## Things to do
A. Reproduce, word for word, the part of the offline-first Flutter CRM article that opens with the words containing "# Offline-First Flutter: How" and closes with "a lost commission.".
B. According to the offline-first Flutter CRM article, what does it cost a real-estate sales agent when the app falls apart without a network?

## Document extract
# Offline-First Flutter: How We Built a CRM That Manages 100K+ Leads With No Internet

> Source: <https://dev.to/saqrelfirgany/offline-first-flutter-how-we-built-a-crm-that-manages-100k-leads-with-no-internet-81g>
> Published: 2026-05-23 07:05:51+00:00

[Most apps quietly assume the network is always there. Then a real user walks into a basement, a half-built apartment tower, or an elevator — and the app falls apart.](https://media2.dev.to/dynamic/image/width=800%2Cheight=%2Cfit=scale-down%2Cgravity=auto%2Cformat=auto/https%3A%2F%2Fdev-to-uploads.s3.amazonaws.com%2Fuploads%2Farticles%2Fcp8075nhij4celrfr649.png)

For a real-estate sales agent, that moment isn't a glitch. It's a lost lead, and a lost commission.

## Material provided
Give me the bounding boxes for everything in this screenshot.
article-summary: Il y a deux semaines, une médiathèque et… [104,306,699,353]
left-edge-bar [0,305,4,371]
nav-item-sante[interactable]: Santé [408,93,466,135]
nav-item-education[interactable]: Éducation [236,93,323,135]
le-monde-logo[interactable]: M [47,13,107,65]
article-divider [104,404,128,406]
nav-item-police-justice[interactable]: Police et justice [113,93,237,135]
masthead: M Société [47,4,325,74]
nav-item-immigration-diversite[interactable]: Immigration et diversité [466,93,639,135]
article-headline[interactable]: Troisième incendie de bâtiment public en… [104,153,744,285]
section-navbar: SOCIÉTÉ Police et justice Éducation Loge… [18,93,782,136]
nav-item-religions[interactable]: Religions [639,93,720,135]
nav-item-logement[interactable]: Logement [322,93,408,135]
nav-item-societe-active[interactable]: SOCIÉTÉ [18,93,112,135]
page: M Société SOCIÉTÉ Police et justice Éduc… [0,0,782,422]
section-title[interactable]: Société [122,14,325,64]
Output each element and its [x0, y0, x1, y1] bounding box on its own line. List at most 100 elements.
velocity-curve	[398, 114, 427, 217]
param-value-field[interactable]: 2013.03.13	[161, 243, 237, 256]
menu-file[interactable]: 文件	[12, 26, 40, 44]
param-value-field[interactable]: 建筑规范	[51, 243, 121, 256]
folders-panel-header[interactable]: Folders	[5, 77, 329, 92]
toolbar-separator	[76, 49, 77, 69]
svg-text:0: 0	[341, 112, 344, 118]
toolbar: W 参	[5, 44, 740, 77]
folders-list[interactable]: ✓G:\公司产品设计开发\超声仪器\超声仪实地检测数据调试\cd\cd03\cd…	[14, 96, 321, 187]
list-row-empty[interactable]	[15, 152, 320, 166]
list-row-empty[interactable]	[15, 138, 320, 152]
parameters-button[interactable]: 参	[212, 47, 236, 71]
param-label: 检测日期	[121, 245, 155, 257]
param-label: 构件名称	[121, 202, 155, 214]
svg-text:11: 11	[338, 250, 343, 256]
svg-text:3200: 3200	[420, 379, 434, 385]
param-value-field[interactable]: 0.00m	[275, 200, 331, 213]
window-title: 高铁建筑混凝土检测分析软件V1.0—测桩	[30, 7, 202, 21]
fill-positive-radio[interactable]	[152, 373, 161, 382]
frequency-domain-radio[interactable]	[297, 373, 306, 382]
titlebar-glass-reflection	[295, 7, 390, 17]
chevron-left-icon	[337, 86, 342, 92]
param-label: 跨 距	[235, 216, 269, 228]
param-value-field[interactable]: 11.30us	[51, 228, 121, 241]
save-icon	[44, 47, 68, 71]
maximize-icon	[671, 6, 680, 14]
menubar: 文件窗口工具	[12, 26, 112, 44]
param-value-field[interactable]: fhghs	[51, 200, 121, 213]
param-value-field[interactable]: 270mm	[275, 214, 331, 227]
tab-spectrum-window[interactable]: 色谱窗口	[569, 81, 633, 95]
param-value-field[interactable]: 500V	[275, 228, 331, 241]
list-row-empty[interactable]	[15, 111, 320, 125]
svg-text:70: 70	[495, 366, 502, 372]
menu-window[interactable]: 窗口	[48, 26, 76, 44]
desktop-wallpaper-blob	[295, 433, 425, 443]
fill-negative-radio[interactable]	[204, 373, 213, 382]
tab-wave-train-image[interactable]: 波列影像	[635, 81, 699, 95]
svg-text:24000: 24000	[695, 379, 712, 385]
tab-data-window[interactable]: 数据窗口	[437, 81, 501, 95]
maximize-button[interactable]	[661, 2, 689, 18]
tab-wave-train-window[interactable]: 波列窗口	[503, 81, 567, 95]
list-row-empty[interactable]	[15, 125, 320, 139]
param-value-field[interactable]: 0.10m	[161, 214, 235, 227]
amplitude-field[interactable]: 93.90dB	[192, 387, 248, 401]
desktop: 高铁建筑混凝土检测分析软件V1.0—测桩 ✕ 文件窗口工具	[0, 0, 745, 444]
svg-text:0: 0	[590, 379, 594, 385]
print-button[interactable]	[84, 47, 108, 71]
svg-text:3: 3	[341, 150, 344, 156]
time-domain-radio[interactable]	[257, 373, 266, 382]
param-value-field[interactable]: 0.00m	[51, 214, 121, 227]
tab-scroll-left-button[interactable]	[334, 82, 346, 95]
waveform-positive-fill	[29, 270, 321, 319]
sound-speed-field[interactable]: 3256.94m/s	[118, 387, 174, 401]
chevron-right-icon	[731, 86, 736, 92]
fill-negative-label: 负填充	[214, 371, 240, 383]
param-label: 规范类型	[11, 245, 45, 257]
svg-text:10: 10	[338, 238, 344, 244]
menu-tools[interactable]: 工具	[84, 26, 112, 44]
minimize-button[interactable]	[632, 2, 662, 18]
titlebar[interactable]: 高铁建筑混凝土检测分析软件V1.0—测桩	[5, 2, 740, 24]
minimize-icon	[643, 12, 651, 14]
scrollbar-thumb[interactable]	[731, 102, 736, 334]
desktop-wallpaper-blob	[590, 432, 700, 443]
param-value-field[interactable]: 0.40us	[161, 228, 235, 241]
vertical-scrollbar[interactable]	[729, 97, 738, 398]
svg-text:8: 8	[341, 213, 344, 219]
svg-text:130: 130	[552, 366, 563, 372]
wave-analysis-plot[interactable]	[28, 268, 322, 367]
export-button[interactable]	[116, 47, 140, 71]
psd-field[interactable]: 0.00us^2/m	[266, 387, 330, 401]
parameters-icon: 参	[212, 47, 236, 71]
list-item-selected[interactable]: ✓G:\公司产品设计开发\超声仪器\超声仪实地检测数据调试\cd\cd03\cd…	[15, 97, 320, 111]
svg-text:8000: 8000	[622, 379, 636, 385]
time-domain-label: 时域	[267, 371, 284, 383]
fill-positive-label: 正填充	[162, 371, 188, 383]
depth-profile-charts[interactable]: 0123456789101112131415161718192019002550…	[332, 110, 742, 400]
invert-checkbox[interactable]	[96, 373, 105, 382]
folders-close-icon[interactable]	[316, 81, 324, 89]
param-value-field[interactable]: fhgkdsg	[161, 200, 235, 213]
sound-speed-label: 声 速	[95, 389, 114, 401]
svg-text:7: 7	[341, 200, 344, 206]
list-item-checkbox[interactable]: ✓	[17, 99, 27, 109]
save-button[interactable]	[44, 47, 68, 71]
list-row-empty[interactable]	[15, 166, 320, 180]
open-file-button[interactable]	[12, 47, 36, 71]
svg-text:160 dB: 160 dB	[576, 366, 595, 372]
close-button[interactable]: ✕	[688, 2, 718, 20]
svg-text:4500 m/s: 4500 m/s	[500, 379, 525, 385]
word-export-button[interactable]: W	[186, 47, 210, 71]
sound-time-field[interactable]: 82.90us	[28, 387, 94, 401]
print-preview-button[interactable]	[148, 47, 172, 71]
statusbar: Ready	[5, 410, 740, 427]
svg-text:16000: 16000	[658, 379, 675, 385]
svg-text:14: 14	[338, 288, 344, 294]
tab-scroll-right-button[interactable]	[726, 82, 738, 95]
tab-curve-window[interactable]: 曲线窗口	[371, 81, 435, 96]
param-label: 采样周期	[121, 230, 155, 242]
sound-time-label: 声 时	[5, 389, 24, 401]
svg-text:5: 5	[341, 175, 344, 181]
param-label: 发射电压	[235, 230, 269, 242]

## Responses
A.
# Offline-First Flutter: How We Built a CRM That Manages 100K+ Leads With No Internet

> Source: <https://dev.to/saqrelfirgany/offline-first-flutter-how-we-built-a-crm-that-manages-100k-leads-with-no-internet-81g>
> Published: 2026-05-23 07:05:51+00:00

[Most apps quietly assume the network is always there. Then a real user walks into a basement, a half-built apartment tower, or an elevator — and the app falls apart.](https://media2.dev.to/dynamic/image/width=800%2Cheight=%2Cfit=scale-down%2Cgravity=auto%2Cformat=auto/https%3A%2F%2Fdev-to-uploads.s3.amazonaws.com%2Fuploads%2Farticles%2Fcp8075nhij4celrfr649.png)

For a real-estate sales agent, that moment isn't a glitch. It's a lost lead, and a lost commission.

B. A lost lead and a lost commission.